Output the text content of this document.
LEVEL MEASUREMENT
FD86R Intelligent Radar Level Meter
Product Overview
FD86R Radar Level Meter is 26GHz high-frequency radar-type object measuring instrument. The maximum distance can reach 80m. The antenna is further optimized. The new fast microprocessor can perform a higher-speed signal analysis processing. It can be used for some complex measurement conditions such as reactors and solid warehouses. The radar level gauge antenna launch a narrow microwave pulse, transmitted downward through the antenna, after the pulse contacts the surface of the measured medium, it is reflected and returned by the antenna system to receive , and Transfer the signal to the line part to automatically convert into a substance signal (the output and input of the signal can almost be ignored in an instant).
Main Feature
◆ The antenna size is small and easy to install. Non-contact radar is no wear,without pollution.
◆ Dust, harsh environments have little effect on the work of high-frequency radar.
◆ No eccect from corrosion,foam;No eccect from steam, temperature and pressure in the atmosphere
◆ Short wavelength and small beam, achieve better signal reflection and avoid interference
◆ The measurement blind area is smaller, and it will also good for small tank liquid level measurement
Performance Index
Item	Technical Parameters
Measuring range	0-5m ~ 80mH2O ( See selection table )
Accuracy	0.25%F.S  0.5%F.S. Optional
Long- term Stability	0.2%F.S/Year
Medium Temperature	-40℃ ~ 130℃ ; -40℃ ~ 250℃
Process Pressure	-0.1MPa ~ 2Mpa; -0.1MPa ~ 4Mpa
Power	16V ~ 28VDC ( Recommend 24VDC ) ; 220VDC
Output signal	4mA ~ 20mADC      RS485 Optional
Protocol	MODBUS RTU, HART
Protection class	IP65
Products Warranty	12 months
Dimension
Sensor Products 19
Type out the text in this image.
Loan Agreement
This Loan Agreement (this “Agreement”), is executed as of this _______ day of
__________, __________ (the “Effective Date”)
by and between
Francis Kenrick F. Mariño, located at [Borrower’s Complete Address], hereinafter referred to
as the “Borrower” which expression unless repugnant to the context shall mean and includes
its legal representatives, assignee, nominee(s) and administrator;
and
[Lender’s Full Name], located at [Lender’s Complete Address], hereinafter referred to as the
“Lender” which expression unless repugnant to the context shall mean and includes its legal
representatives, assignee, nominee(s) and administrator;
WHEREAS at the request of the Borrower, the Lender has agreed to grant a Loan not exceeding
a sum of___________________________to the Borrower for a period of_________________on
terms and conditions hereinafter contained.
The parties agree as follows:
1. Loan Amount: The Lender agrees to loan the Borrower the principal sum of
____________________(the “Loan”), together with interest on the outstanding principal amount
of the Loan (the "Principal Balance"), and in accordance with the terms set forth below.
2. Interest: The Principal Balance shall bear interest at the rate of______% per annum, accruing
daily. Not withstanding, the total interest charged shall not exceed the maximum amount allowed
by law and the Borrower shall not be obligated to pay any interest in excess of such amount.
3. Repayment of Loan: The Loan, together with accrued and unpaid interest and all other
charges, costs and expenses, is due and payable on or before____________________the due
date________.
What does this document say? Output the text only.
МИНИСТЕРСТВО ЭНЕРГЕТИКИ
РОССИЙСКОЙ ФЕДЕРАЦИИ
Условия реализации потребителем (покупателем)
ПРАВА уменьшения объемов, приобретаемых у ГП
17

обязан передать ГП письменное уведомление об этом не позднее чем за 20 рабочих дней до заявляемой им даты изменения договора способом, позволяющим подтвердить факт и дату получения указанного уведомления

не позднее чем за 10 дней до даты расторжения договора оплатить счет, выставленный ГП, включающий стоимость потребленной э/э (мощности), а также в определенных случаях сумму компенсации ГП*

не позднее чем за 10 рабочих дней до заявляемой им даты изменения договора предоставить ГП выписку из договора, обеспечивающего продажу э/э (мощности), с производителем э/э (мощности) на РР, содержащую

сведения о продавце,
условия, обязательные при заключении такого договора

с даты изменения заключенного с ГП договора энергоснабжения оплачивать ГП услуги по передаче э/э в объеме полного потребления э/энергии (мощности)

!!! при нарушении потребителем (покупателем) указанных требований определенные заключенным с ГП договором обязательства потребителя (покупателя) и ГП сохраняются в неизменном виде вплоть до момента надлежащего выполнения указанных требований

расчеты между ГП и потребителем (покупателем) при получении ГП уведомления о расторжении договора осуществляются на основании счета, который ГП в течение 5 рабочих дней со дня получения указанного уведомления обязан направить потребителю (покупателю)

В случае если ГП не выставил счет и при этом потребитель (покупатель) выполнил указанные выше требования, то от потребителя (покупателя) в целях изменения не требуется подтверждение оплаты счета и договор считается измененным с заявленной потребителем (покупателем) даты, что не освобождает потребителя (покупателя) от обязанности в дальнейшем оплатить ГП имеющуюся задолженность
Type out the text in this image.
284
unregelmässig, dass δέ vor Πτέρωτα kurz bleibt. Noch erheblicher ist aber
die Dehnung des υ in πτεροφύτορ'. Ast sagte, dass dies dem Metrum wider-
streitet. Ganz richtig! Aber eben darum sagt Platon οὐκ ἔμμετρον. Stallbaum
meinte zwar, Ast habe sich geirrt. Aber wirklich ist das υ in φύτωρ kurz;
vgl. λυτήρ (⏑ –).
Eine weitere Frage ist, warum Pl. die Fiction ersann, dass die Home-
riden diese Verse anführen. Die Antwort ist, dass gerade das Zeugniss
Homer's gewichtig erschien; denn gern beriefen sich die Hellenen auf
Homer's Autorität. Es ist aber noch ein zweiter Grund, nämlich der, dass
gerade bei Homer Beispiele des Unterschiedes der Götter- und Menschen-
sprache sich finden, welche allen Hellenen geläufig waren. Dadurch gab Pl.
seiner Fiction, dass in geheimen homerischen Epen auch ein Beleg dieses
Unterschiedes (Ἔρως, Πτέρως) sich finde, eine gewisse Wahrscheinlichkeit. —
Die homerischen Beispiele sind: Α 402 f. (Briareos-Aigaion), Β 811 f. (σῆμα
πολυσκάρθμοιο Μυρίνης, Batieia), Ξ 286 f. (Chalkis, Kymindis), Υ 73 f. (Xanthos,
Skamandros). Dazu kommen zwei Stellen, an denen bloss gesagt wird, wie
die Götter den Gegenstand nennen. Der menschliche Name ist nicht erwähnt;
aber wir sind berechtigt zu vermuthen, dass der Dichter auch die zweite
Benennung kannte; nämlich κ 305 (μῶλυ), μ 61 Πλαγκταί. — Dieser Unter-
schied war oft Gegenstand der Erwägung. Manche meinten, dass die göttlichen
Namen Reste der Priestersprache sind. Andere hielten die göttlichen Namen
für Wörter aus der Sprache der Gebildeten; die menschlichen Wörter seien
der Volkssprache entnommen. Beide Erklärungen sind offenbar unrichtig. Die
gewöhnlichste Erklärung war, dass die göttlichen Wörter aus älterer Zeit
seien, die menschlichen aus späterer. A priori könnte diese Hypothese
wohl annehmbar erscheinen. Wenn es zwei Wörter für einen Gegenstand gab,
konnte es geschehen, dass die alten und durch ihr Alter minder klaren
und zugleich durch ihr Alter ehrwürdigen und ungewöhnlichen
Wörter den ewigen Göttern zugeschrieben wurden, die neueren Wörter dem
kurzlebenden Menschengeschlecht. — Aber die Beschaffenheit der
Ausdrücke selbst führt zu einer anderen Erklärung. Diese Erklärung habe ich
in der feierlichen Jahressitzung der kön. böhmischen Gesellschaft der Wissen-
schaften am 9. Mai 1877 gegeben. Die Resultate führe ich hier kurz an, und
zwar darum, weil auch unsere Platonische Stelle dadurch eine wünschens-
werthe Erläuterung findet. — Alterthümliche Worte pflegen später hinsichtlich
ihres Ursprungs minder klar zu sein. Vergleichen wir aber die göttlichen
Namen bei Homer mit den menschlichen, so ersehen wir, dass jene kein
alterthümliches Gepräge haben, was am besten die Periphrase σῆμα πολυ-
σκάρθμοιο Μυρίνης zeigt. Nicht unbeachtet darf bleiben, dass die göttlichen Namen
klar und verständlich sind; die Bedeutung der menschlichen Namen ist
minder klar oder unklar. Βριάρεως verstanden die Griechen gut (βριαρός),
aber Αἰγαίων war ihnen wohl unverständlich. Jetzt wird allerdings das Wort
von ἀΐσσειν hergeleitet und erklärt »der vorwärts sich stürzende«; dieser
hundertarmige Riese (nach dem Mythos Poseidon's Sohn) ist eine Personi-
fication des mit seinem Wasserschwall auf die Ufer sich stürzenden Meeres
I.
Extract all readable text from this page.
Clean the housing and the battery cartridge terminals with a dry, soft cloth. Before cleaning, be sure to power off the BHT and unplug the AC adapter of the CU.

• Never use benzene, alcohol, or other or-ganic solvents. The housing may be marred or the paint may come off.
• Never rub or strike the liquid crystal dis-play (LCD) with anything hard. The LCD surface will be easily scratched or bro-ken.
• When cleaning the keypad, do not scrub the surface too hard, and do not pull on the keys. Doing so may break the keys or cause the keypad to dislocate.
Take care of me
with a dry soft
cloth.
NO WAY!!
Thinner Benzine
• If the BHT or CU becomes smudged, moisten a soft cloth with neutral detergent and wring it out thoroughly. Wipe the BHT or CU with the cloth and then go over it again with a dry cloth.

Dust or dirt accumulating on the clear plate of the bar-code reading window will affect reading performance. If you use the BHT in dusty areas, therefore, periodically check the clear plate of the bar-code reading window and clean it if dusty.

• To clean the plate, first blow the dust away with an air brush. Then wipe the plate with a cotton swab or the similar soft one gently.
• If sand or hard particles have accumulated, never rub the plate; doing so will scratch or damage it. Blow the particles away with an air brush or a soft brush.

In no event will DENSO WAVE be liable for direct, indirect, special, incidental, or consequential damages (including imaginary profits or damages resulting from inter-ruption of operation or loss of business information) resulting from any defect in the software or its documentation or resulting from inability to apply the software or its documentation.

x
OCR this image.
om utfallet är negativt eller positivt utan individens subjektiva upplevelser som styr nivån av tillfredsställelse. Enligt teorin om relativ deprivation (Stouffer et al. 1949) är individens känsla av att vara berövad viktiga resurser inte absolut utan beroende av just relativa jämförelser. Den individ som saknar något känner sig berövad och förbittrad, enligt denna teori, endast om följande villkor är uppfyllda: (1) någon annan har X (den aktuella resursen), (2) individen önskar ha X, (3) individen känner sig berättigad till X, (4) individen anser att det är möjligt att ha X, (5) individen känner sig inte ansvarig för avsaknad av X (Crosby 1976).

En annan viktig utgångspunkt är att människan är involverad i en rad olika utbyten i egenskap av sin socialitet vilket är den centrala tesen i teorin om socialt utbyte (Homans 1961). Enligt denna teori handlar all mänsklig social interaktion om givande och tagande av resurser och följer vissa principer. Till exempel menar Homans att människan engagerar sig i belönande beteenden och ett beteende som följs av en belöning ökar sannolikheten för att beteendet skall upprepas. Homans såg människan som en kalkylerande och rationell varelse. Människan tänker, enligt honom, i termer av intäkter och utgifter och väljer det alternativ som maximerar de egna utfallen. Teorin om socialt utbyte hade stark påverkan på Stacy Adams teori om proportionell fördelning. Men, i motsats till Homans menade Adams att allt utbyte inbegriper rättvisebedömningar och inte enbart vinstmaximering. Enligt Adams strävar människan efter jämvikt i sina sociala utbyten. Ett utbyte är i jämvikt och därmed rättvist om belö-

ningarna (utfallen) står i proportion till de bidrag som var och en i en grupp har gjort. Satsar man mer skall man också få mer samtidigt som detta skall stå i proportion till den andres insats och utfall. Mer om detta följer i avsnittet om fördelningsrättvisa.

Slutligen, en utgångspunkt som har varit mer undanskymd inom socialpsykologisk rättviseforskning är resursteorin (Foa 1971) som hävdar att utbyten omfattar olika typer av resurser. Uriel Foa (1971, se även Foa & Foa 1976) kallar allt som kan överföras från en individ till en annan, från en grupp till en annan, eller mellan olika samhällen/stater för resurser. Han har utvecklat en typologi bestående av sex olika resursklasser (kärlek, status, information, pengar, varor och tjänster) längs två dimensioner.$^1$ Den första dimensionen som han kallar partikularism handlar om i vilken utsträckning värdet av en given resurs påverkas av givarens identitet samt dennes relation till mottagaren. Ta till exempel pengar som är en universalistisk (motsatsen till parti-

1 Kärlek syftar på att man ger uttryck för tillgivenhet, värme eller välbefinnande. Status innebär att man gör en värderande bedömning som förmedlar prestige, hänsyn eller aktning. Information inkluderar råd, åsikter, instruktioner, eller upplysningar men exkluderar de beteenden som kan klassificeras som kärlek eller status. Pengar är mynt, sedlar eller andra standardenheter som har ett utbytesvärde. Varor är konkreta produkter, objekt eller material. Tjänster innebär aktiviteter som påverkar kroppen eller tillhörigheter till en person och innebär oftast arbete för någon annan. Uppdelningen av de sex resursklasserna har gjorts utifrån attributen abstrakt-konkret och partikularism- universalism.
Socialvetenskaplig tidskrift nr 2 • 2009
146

-*-*-

Prompt –
Go through the listing above and work out how many lines contain the string "signal". Reply with the number alone.

Final result –
3